### Problem description
Out of the lines in this data, how many include "into"? Give the number and nothing else.

### Collected data entries

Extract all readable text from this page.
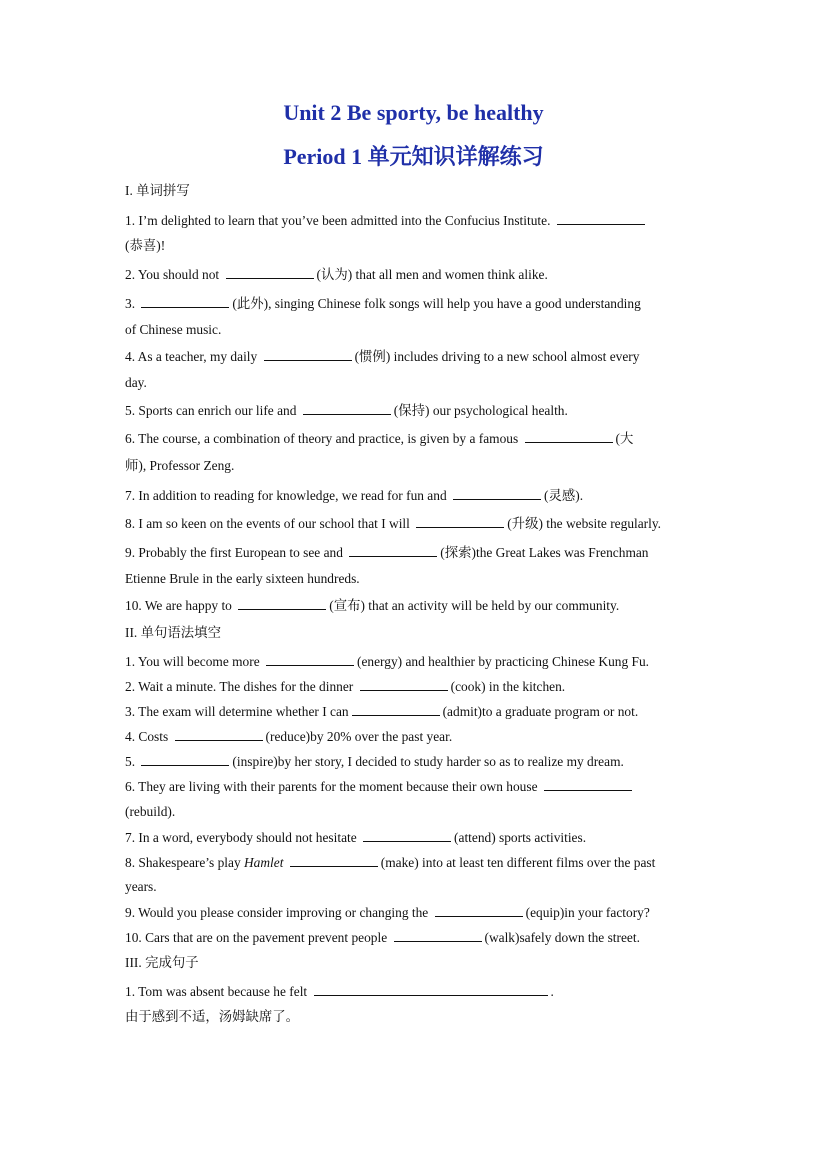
Unit 2 Be sporty, be healthy
Period 1 单元知识详解练习
I. 单词拼写
1. I’m delighted to learn that you’ve been admitted into the Confucius Institute.
(恭喜)!
2. You should not	(认为) that all men and women think alike.
3.	(此外), singing Chinese folk songs will help you have a good understanding
of Chinese music.
4. As a teacher, my daily	(惯例) includes driving to a new school almost every
day.
5. Sports can enrich our life and	(保持) our psychological health.
6. The course, a combination of theory and practice, is given by a famous	(大
师), Professor Zeng.
7. In addition to reading for knowledge, we read for fun and	(灵感).
8. I am so keen on the events of our school that I will	(升级) the website regularly.
9. Probably the first European to see and	(探索)the Great Lakes was Frenchman
Etienne Brule in the early sixteen hundreds.
10. We are happy to	(宣布) that an activity will be held by our community.
II. 单句语法填空
1. You will become more	(energy) and healthier by practicing Chinese Kung Fu.
2. Wait a minute. The dishes for the dinner	(cook) in the kitchen.
3. The exam will determine whether I can	(admit)to a graduate program or not.
4. Costs	(reduce)by 20% over the past year.
5.	(inspire)by her story, I decided to study harder so as to realize my dream.
6. They are living with their parents for the moment because their own house
(rebuild).
7. In a word, everybody should not hesitate	(attend) sports activities.
8. Shakespeare’s play Hamlet	(make) into at least ten different films over the past
years.
9. Would you please consider improving or changing the	(equip)in your factory?
10. Cars that are on the pavement prevent people	(walk)safely down the street.
III. 完成句子
1. Tom was absent because he felt	.
由于感到不适，汤姆缺席了。
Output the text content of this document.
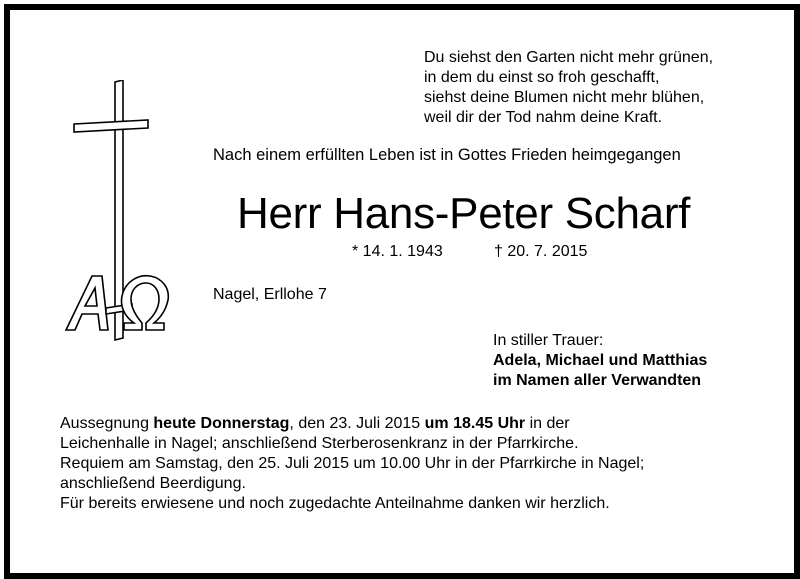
Du siehst den Garten nicht mehr grünen,
in dem du einst so froh geschafft,
siehst deine Blumen nicht mehr blühen,
weil dir der Tod nahm deine Kraft.
Nach einem erfüllten Leben ist in Gottes Frieden heimgegangen
Herr Hans-Peter Scharf
* 14. 1. 1943	† 20. 7. 2015
Nagel, Erllohe 7
In stiller Trauer:
Adela, Michael und Matthias
im Namen aller Verwandten
Aussegnung heute Donnerstag, den 23. Juli 2015 um 18.45 Uhr in der
Leichenhalle in Nagel; anschließend Sterberosenkranz in der Pfarrkirche.
Requiem am Samstag, den 25. Juli 2015 um 10.00 Uhr in der Pfarrkirche in Nagel;
anschließend Beerdigung.
Für bereits erwiesene und noch zugedachte Anteilnahme danken wir herzlich.
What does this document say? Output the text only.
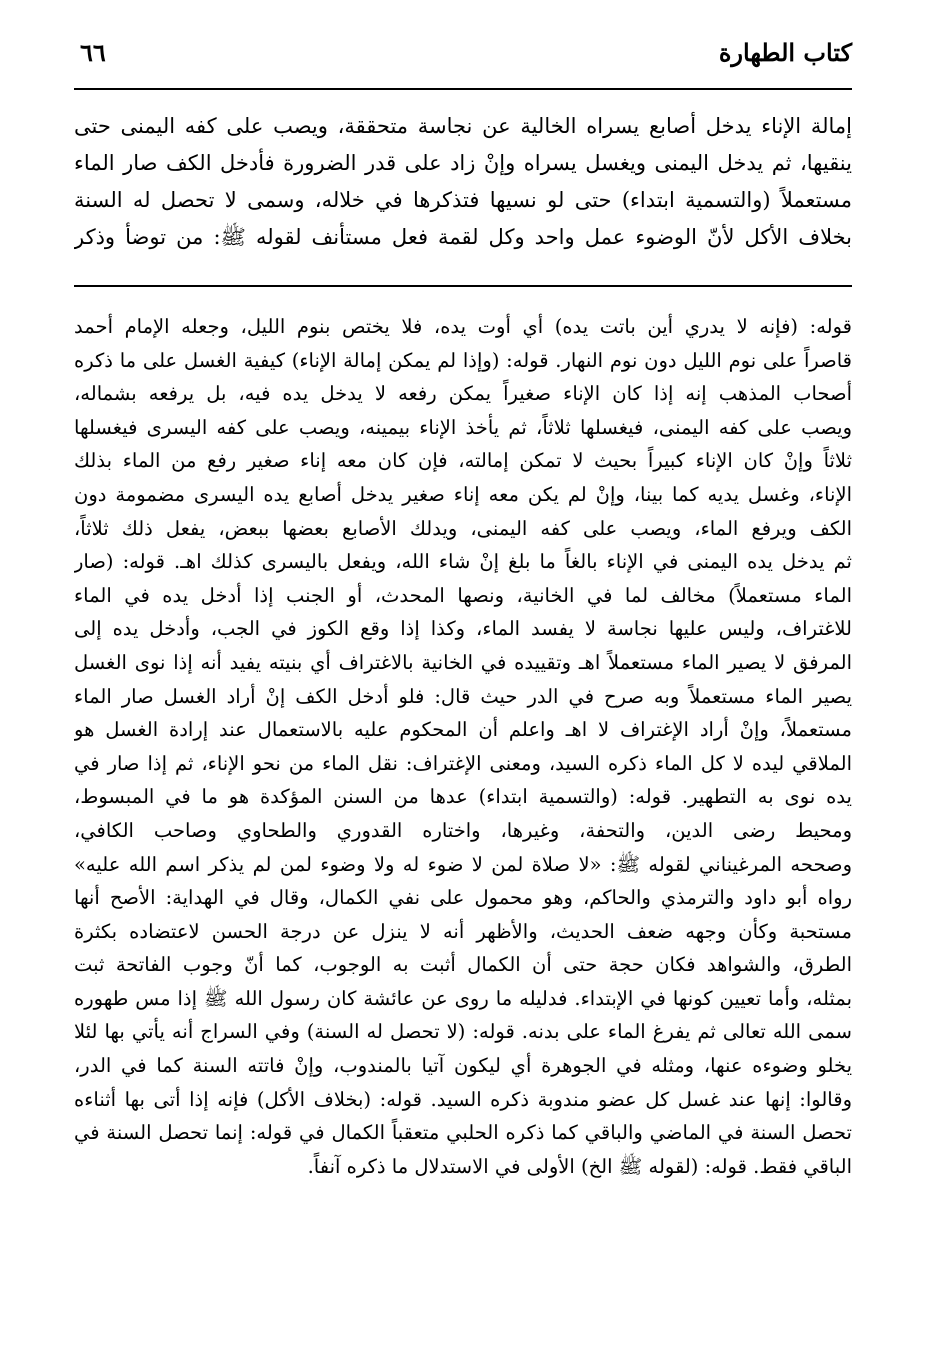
كتاب الطهارة
٦٦
إمالة الإناء يدخل أصابع يسراه الخالية عن نجاسة متحققة، ويصب على كفه اليمنى حتى
ينقيها، ثم يدخل اليمنى ويغسل يسراه وإنْ زاد على قدر الضرورة فأدخل الكف صار الماء
مستعملاً (والتسمية ابتداء) حتى لو نسيها فتذكرها في خلاله، وسمى لا تحصل له السنة
بخلاف الأكل لأنّ الوضوء عمل واحد وكل لقمة فعل مستأنف لقوله ﷺ: من توضأ وذكر
قوله: (فإنه لا يدري أين باتت يده) أي أوت يده، فلا يختص بنوم الليل، وجعله الإمام أحمد
قاصراً على نوم الليل دون نوم النهار. قوله: (وإذا لم يمكن إمالة الإناء) كيفية الغسل على ما ذكره
أصحاب المذهب إنه إذا كان الإناء صغيراً يمكن رفعه لا يدخل يده فيه، بل يرفعه بشماله،
ويصب على كفه اليمنى، فيغسلها ثلاثاً، ثم يأخذ الإناء بيمينه، ويصب على كفه اليسرى فيغسلها
ثلاثاً وإنْ كان الإناء كبيراً بحيث لا تمكن إمالته، فإن كان معه إناء صغير رفع من الماء بذلك
الإناء، وغسل يديه كما بينا، وإنْ لم يكن معه إناء صغير يدخل أصابع يده اليسرى مضمومة دون
الكف ويرفع الماء، ويصب على كفه اليمنى، ويدلك الأصابع بعضها ببعض، يفعل ذلك ثلاثاً،
ثم يدخل يده اليمنى في الإناء بالغاً ما بلغ إنْ شاء الله، ويفعل باليسرى كذلك اهـ. قوله: (صار
الماء مستعملاً) مخالف لما في الخانية، ونصها المحدث، أو الجنب إذا أدخل يده في الماء
للاغتراف، وليس عليها نجاسة لا يفسد الماء، وكذا إذا وقع الكوز في الجب، وأدخل يده إلى
المرفق لا يصير الماء مستعملاً اهـ وتقييده في الخانية بالاغتراف أي بنيته يفيد أنه إذا نوى الغسل
يصير الماء مستعملاً وبه صرح في الدر حيث قال: فلو أدخل الكف إنْ أراد الغسل صار الماء
مستعملاً، وإنْ أراد الإغتراف لا اهـ واعلم أن المحكوم عليه بالاستعمال عند إرادة الغسل هو
الملاقي ليده لا كل الماء ذكره السيد، ومعنى الإغتراف: نقل الماء من نحو الإناء، ثم إذا صار في
يده نوى به التطهير. قوله: (والتسمية ابتداء) عدها من السنن المؤكدة هو ما في المبسوط،
ومحيط رضى الدين، والتحفة، وغيرها، واختاره القدوري والطحاوي وصاحب الكافي،
وصححه المرغيناني لقوله ﷺ: «لا صلاة لمن لا ضوء له ولا وضوء لمن لم يذكر اسم الله عليه»
رواه أبو داود والترمذي والحاكم، وهو محمول على نفي الكمال، وقال في الهداية: الأصح أنها
مستحبة وكأن وجهه ضعف الحديث، والأظهر أنه لا ينزل عن درجة الحسن لاعتضاده بكثرة
الطرق، والشواهد فكان حجة حتى أن الكمال أثبت به الوجوب، كما أنّ وجوب الفاتحة ثبت
بمثله، وأما تعيين كونها في الإبتداء. فدليله ما روى عن عائشة كان رسول الله ﷺ إذا مس طهوره
سمى الله تعالى ثم يفرغ الماء على بدنه. قوله: (لا تحصل له السنة) وفي السراج أنه يأتي بها لئلا
يخلو وضوءه عنها، ومثله في الجوهرة أي ليكون آتيا بالمندوب، وإنْ فاتته السنة كما في الدر،
وقالوا: إنها عند غسل كل عضو مندوبة ذكره السيد. قوله: (بخلاف الأكل) فإنه إذا أتى بها أثناءه
تحصل السنة في الماضي والباقي كما ذكره الحلبي متعقباً الكمال في قوله: إنما تحصل السنة في
الباقي فقط. قوله: (لقوله ﷺ الخ) الأولى في الاستدلال ما ذكره آنفاً.
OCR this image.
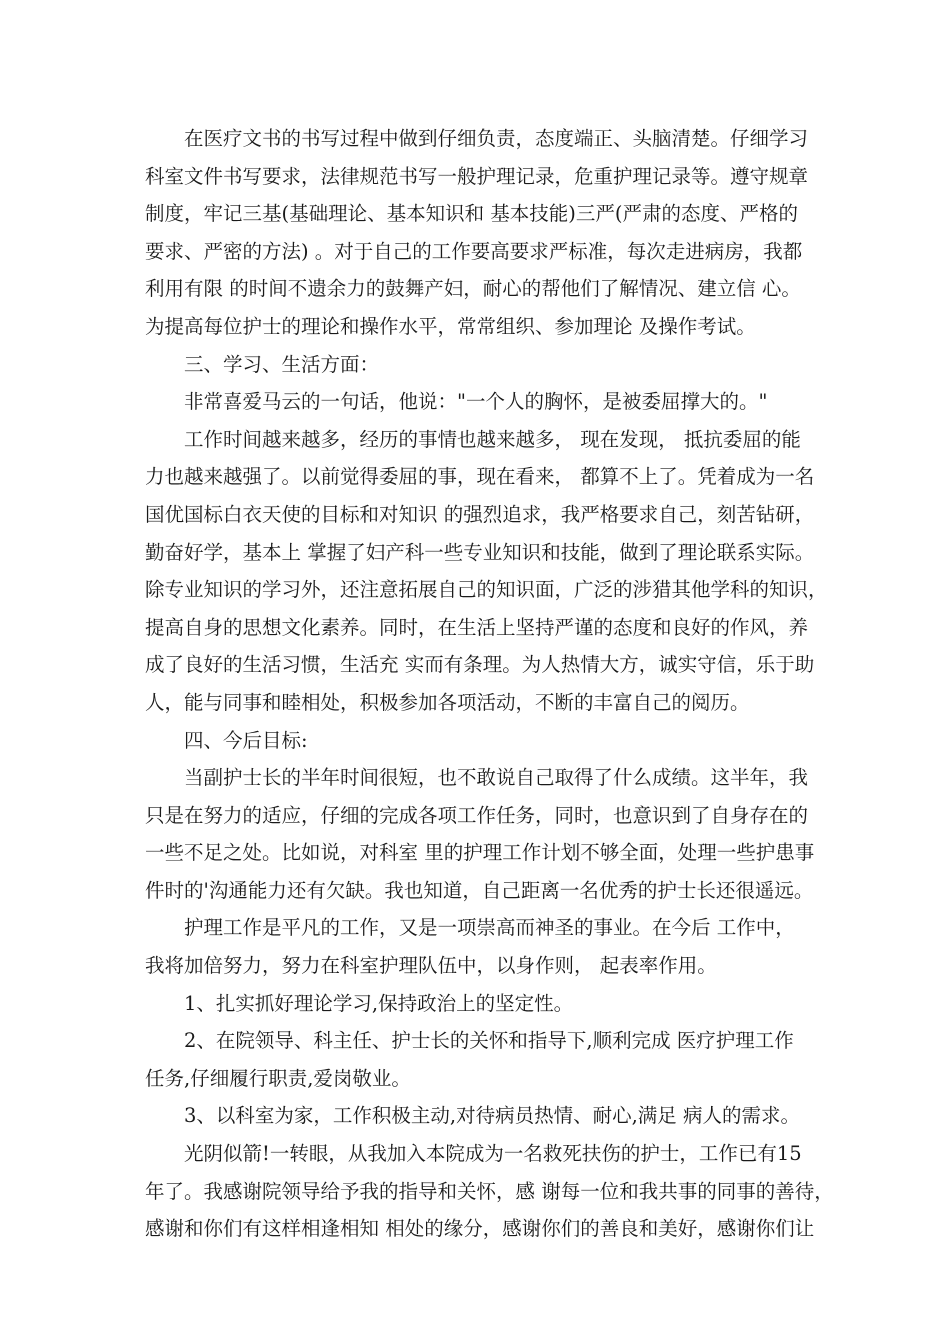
在医疗文书的书写过程中做到仔细负责，态度端正、头脑清楚。仔细学习
科室文件书写要求，法律规范书写一般护理记录，危重护理记录等。遵守规章
制度，牢记三基(基础理论、基本知识和 基本技能)三严(严肃的态度、严格的
要求、严密的方法) 。对于自己的工作要高要求严标准，每次走进病房，我都
利用有限 的时间不遗余力的鼓舞产妇，耐心的帮他们了解情况、建立信 心。
为提高每位护士的理论和操作水平，常常组织、参加理论 及操作考试。

三、学习、生活方面：

非常喜爱马云的一句话，他说："一个人的胸怀，是被委屈撑大的。"

工作时间越来越多，经历的事情也越来越多， 现在发现， 抵抗委屈的能
力也越来越强了。以前觉得委屈的事，现在看来， 都算不上了。凭着成为一名
国优国标白衣天使的目标和对知识 的强烈追求，我严格要求自己，刻苦钻研，
勤奋好学，基本上 掌握了妇产科一些专业知识和技能，做到了理论联系实际。
除专业知识的学习外，还注意拓展自己的知识面，广泛的涉猎其他学科的知识，
提高自身的思想文化素养。同时，在生活上坚持严谨的态度和良好的作风，养
成了良好的生活习惯，生活充 实而有条理。为人热情大方，诚实守信，乐于助
人，能与同事和睦相处，积极参加各项活动，不断的丰富自己的阅历。

四、今后目标:

当副护士长的半年时间很短，也不敢说自己取得了什么成绩。这半年，我
只是在努力的适应，仔细的完成各项工作任务，同时，也意识到了自身存在的
一些不足之处。比如说，对科室 里的护理工作计划不够全面，处理一些护患事
件时的'沟通能力还有欠缺。我也知道，自己距离一名优秀的护士长还很遥远。

护理工作是平凡的工作，又是一项崇高而神圣的事业。在今后 工作中，
我将加倍努力，努力在科室护理队伍中，以身作则， 起表率作用。

1、扎实抓好理论学习,保持政治上的坚定性。

2、在院领导、科主任、护士长的关怀和指导下,顺利完成 医疗护理工作
任务,仔细履行职责,爱岗敬业。

3、以科室为家，工作积极主动,对待病员热情、耐心,满足 病人的需求。

光阴似箭!一转眼，从我加入本院成为一名救死扶伤的护士，工作已有15
年了。我感谢院领导给予我的指导和关怀，感 谢每一位和我共事的同事的善待，
感谢和你们有这样相逢相知 相处的缘分，感谢你们的善良和美好，感谢你们让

### Answer to the problem
2